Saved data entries

--

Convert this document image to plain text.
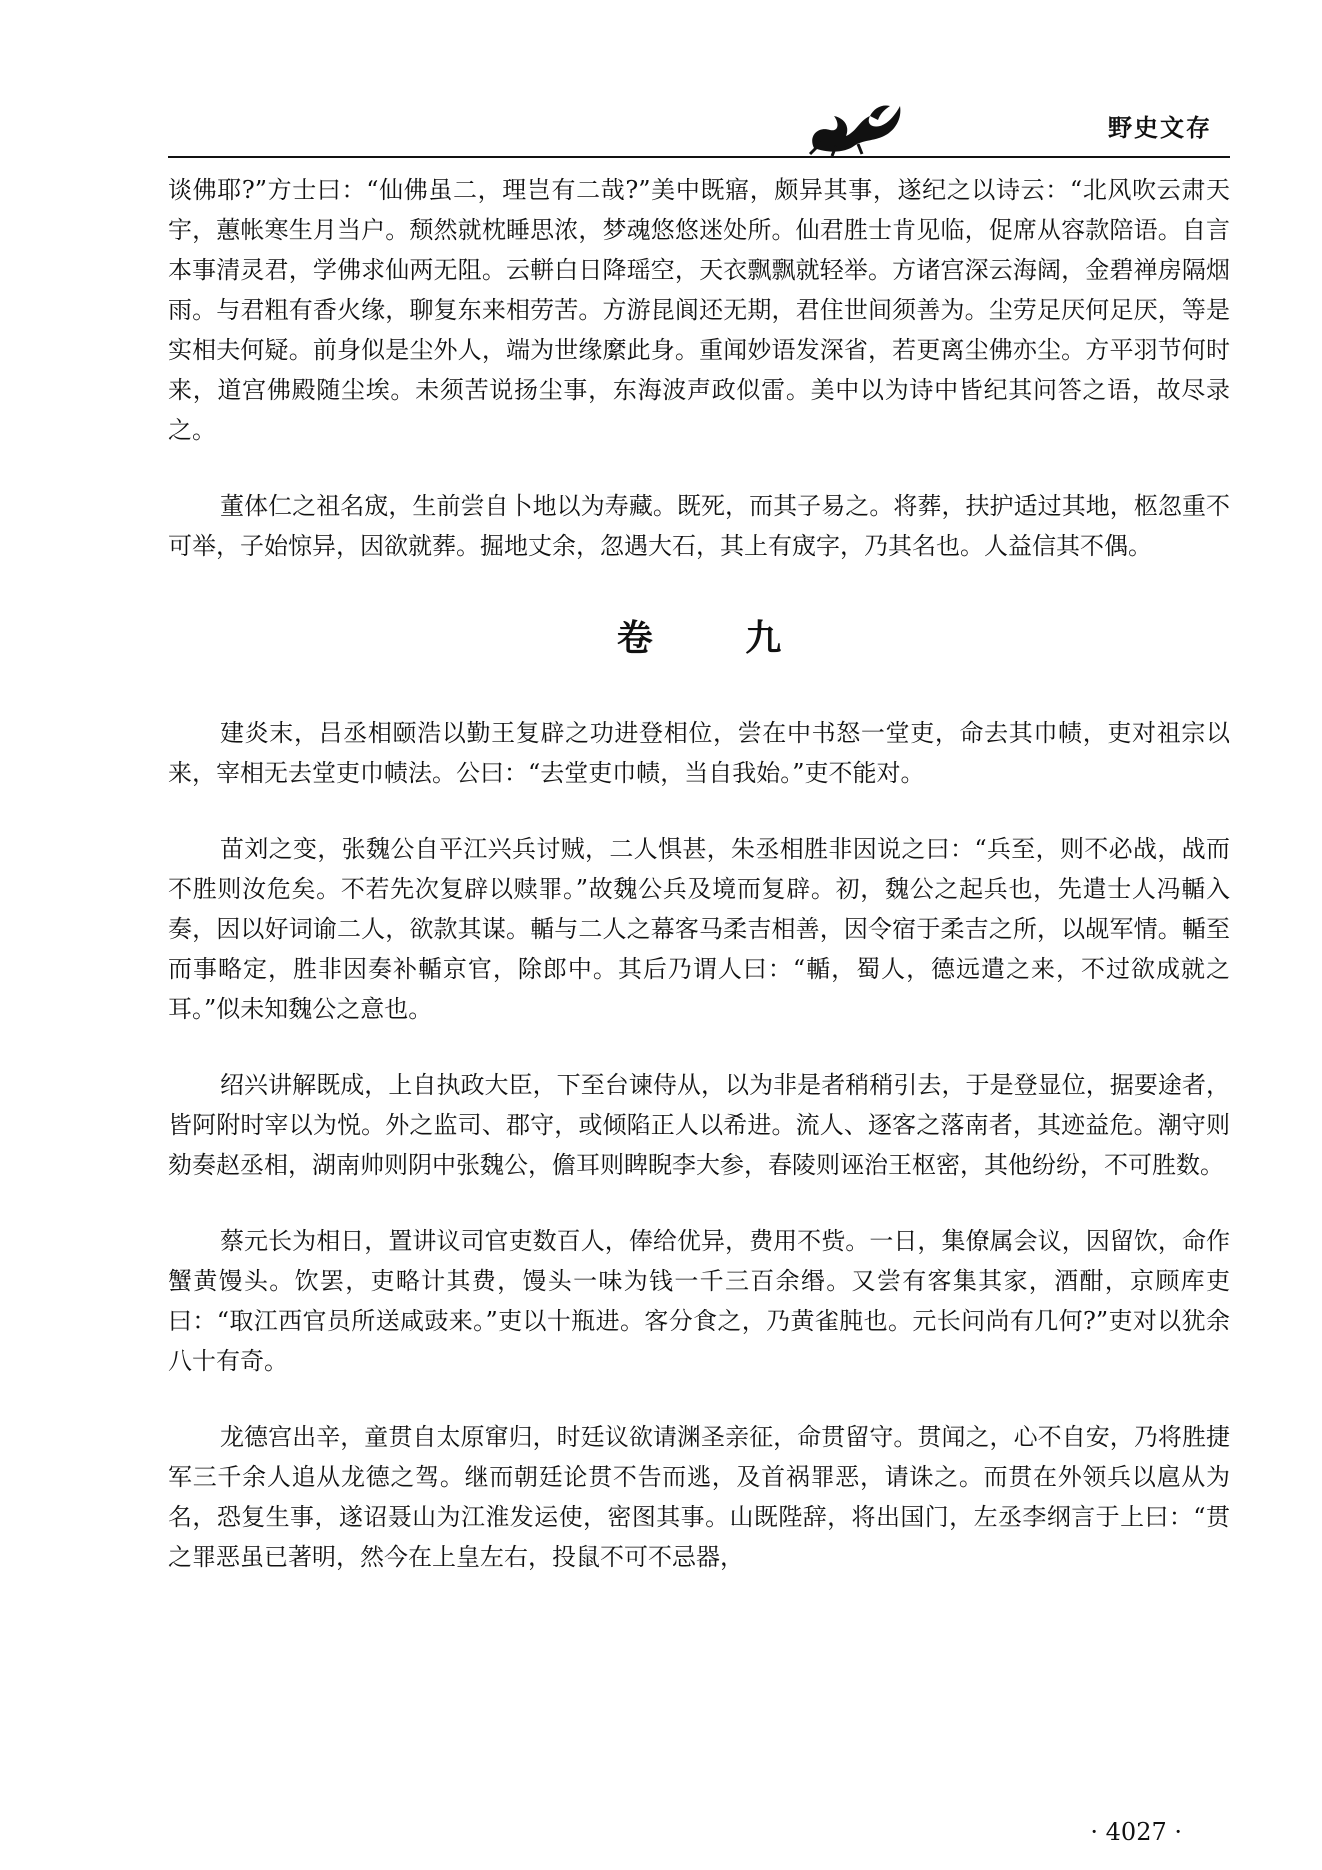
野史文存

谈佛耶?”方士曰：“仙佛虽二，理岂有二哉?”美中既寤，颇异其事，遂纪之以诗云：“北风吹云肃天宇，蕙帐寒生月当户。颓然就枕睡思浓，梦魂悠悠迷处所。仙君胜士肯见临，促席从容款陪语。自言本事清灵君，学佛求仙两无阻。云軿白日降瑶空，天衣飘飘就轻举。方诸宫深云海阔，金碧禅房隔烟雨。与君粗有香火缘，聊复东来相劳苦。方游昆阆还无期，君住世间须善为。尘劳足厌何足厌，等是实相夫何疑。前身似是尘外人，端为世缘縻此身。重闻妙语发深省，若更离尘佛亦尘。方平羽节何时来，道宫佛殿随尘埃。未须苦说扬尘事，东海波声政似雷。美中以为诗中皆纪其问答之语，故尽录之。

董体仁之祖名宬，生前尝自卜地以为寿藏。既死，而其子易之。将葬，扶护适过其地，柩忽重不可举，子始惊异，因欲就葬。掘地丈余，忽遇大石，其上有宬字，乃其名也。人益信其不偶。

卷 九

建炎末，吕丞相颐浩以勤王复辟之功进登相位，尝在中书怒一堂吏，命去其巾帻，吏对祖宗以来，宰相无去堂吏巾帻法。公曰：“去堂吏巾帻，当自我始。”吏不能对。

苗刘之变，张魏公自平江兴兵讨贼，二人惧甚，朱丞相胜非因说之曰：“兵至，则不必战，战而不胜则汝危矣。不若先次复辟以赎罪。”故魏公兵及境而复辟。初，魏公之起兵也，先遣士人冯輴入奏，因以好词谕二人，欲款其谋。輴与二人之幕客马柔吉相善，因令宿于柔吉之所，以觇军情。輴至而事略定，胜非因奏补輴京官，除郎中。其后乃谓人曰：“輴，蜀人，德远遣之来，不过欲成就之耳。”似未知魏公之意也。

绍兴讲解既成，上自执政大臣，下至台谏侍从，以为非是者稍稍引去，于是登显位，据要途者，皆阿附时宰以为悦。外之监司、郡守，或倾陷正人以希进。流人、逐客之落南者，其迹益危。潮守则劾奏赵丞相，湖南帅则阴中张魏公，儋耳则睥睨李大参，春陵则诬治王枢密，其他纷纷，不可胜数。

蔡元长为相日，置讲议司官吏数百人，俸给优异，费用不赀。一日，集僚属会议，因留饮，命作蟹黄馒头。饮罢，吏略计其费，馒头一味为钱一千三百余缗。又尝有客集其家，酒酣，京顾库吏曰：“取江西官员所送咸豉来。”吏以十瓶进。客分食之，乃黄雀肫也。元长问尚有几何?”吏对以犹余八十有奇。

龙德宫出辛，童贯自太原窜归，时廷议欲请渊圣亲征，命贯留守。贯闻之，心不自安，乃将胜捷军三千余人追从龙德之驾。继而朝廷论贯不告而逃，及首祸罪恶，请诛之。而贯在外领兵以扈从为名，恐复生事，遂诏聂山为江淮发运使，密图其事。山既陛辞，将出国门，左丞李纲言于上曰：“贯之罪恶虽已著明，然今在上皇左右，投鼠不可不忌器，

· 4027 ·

--

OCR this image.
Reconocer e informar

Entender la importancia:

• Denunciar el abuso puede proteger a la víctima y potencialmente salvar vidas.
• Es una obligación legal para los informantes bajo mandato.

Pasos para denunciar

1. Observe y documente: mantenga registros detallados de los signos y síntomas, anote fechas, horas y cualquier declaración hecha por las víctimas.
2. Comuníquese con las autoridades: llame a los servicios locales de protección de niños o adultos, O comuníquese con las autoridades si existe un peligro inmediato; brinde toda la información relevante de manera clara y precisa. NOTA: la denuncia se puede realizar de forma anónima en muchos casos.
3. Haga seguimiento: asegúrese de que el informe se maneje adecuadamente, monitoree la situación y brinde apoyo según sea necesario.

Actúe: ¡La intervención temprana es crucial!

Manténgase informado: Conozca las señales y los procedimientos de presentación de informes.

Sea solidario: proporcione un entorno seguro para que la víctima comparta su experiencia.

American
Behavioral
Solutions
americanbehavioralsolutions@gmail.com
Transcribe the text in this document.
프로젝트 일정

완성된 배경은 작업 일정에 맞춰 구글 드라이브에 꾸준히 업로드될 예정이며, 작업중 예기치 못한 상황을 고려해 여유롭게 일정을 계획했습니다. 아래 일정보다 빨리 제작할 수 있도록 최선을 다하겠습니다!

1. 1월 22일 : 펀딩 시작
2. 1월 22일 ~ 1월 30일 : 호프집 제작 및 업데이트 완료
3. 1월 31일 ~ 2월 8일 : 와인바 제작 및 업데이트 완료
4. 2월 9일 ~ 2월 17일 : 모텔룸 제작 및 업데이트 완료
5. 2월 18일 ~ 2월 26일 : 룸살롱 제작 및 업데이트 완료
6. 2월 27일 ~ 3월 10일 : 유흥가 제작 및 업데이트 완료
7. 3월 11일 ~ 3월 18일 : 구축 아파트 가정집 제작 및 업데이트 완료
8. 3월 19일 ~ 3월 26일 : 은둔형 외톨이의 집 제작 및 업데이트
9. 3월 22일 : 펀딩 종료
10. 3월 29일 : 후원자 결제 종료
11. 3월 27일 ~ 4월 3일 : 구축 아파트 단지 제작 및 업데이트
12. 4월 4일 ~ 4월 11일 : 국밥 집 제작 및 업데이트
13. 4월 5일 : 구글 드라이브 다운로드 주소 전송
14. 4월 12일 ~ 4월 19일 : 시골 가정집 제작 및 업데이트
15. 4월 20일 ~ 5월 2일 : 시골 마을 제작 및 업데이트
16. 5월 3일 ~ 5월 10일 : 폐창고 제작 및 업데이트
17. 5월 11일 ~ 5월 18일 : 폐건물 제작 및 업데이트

--

> **Stated goal**: Give the number of lines in the entries that hold the word "para", and nothing else.

> **Task response**: 3